[Begin DATA LISTING]

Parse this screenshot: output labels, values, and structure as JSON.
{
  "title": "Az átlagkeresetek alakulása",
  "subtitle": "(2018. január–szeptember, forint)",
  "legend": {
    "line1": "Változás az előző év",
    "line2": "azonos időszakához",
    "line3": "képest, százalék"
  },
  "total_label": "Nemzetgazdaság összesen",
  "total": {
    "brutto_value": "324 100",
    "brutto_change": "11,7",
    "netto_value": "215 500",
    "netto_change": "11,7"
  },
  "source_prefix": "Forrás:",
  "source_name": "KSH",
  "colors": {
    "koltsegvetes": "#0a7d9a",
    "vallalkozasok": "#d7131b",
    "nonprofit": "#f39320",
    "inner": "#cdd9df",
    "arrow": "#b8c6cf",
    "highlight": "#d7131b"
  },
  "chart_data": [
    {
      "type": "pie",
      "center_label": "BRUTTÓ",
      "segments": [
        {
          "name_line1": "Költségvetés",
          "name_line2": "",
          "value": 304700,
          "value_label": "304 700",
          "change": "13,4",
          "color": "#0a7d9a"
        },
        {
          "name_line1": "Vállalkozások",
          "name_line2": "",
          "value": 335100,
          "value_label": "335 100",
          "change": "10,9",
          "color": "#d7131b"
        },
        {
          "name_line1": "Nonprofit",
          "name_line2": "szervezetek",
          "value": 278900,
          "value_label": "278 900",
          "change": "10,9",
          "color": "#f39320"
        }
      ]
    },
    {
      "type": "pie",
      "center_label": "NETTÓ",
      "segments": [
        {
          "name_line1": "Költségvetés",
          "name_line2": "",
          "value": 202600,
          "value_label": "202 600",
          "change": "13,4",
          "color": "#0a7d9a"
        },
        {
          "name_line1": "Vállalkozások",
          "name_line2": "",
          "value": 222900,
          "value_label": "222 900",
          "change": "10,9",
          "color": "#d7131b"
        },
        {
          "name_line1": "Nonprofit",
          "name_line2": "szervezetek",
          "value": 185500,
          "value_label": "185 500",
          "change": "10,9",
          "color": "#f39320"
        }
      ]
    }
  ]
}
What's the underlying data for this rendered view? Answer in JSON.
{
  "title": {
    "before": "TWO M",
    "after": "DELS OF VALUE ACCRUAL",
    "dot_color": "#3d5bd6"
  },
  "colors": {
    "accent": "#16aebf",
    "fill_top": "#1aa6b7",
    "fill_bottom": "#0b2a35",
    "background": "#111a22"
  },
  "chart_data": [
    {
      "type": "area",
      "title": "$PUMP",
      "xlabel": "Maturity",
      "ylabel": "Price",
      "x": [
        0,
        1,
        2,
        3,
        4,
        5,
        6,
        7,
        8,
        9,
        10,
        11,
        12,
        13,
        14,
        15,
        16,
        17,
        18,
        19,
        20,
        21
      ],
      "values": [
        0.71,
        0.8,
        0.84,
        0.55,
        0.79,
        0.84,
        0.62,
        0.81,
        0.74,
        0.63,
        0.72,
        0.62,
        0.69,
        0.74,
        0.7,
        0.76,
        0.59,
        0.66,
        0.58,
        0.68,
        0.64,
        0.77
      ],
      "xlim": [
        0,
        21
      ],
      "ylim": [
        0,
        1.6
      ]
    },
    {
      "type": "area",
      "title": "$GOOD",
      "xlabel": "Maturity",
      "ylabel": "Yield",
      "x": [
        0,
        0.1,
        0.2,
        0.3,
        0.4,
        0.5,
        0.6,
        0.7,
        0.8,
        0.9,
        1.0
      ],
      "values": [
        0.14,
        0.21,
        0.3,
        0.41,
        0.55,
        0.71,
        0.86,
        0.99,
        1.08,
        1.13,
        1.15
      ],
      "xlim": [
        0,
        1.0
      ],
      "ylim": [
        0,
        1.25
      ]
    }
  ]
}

[End DATA LISTING]

WORK TO BE COMPLETED
Which lines include the word "this"? Copy every one of them.

RESULT
Parse this screenshot: output labels, values, and structure as JSON.
What's the underlying data for this rendered view? Answer in JSON.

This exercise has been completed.